> Prompt:
Copy every line of the data that contains the string "name".

> Input data:
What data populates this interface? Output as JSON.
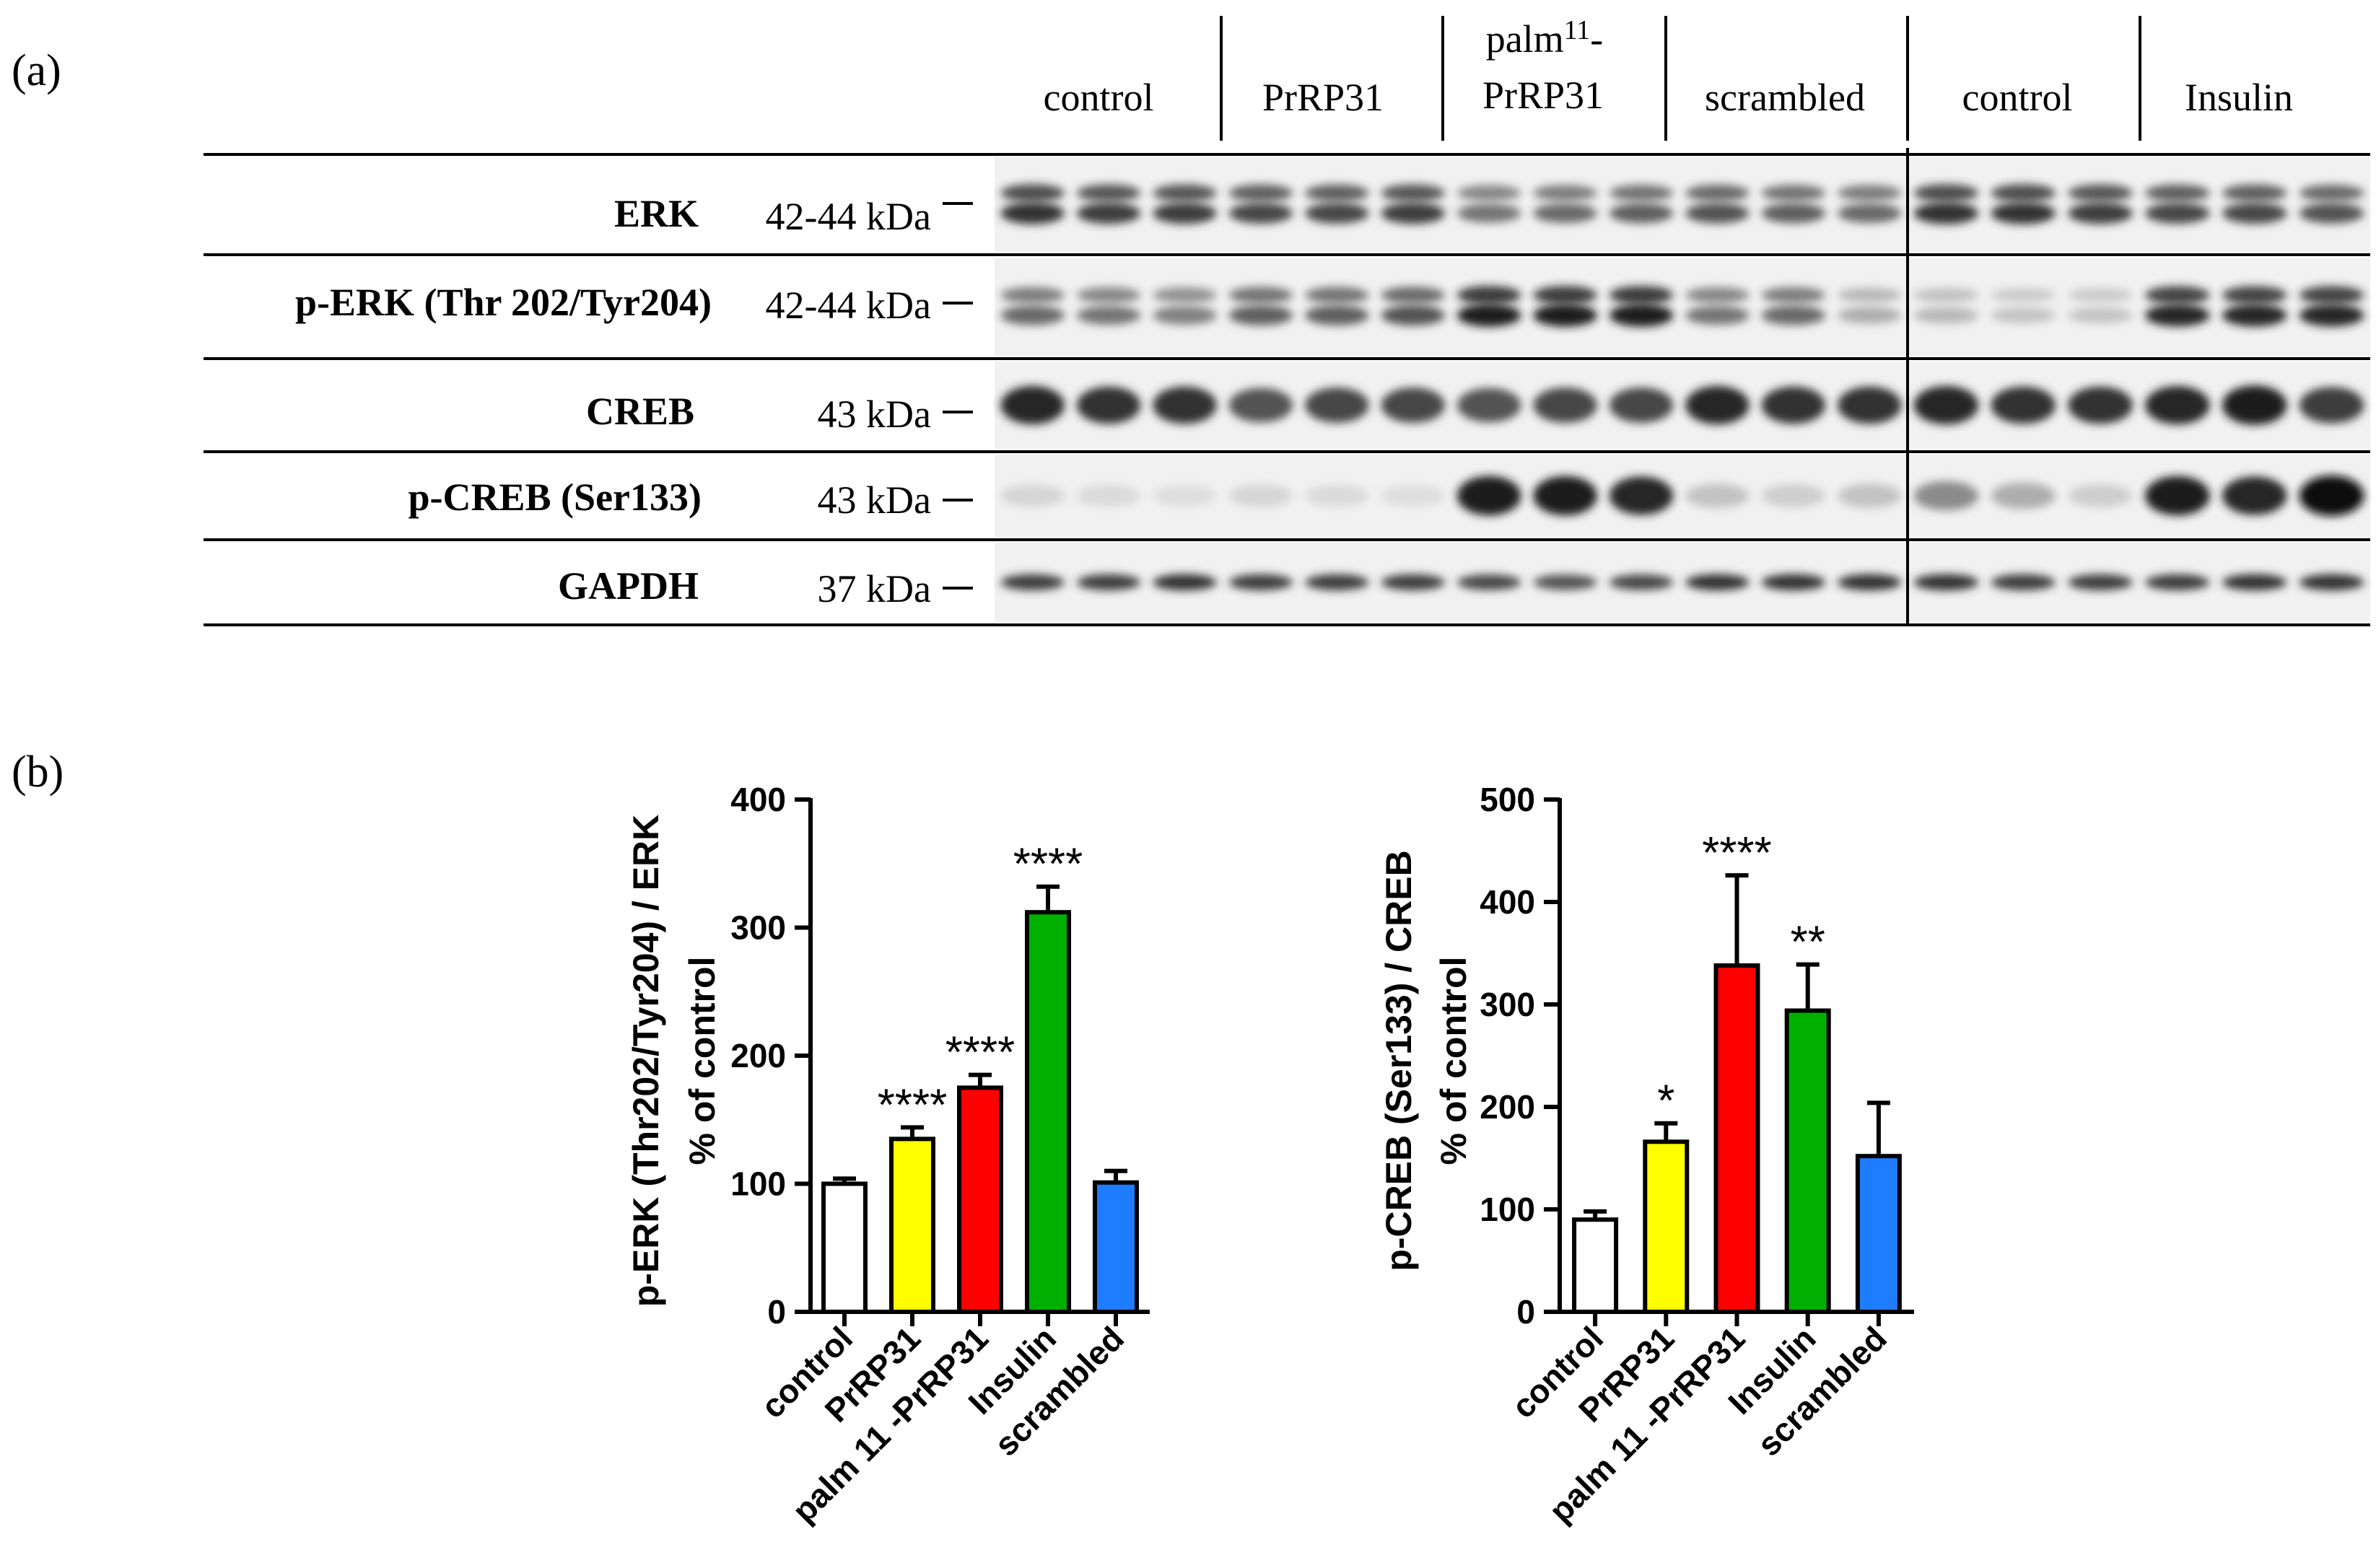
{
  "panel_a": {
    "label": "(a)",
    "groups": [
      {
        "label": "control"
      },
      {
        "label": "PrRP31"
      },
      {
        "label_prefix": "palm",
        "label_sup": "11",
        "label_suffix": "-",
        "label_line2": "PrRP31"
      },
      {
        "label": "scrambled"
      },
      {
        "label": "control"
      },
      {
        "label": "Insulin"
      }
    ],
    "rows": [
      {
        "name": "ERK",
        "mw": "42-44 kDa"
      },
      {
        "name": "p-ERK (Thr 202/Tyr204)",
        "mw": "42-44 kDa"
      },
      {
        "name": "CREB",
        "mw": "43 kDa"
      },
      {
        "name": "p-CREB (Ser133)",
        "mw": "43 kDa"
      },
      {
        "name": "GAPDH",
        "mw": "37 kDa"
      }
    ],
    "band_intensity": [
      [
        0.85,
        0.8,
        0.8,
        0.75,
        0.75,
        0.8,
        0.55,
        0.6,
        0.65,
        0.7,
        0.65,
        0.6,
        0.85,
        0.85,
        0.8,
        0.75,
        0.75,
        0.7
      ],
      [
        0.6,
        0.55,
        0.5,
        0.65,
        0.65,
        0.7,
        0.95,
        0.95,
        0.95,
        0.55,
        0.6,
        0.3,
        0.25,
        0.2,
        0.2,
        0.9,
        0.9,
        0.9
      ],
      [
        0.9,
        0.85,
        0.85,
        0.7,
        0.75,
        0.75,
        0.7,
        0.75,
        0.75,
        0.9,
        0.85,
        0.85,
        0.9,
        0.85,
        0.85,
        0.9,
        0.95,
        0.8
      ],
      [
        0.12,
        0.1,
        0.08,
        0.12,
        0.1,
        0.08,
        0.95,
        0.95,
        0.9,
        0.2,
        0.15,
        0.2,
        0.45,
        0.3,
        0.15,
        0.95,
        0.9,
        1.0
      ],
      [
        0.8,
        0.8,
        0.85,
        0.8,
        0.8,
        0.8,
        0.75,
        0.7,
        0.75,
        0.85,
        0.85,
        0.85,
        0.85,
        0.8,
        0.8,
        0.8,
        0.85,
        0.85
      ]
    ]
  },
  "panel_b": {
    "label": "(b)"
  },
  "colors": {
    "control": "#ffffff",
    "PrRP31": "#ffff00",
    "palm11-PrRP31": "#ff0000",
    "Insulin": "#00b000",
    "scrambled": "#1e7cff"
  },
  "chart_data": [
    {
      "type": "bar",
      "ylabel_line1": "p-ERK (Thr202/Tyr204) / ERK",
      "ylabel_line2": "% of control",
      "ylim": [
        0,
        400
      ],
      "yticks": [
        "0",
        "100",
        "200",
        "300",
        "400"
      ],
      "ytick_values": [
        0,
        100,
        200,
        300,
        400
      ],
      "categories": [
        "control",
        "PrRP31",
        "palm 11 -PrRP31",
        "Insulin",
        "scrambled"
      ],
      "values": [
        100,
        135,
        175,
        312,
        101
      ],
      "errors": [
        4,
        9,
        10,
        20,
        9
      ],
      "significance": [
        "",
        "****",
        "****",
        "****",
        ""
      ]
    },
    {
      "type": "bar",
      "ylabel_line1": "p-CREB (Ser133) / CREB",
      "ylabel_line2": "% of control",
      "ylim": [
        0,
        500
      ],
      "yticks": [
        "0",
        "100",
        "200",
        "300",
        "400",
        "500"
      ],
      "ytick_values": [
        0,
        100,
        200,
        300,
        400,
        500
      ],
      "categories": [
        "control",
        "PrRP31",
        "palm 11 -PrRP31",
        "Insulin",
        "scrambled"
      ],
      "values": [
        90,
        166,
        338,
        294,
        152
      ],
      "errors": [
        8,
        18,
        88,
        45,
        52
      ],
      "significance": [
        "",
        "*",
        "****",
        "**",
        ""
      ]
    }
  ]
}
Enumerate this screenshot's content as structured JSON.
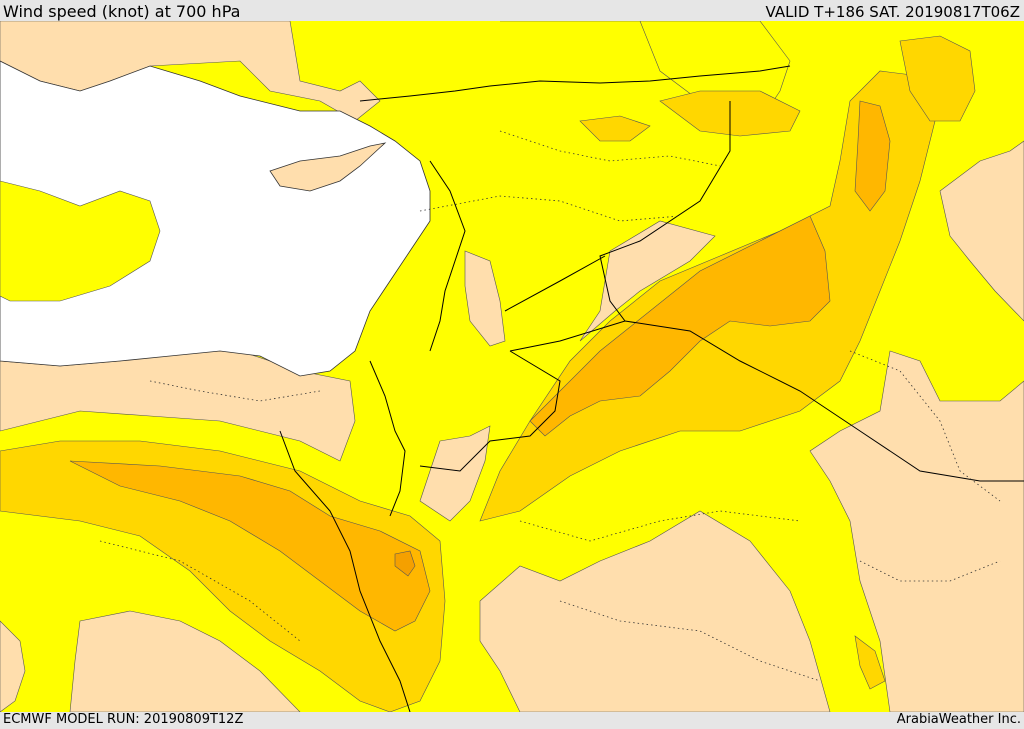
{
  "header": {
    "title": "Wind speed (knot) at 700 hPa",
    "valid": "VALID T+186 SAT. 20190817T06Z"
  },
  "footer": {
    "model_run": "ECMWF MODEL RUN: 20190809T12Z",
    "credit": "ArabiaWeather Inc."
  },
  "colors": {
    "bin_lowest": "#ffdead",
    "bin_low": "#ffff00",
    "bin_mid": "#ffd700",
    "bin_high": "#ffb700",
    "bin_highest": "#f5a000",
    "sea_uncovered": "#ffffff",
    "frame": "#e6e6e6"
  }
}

> Task result:
        "name": "ERK",
        "name": "p-ERK (Thr 202/Tyr204)",
        "name": "CREB",
        "name": "p-CREB (Ser133)",
        "name": "GAPDH",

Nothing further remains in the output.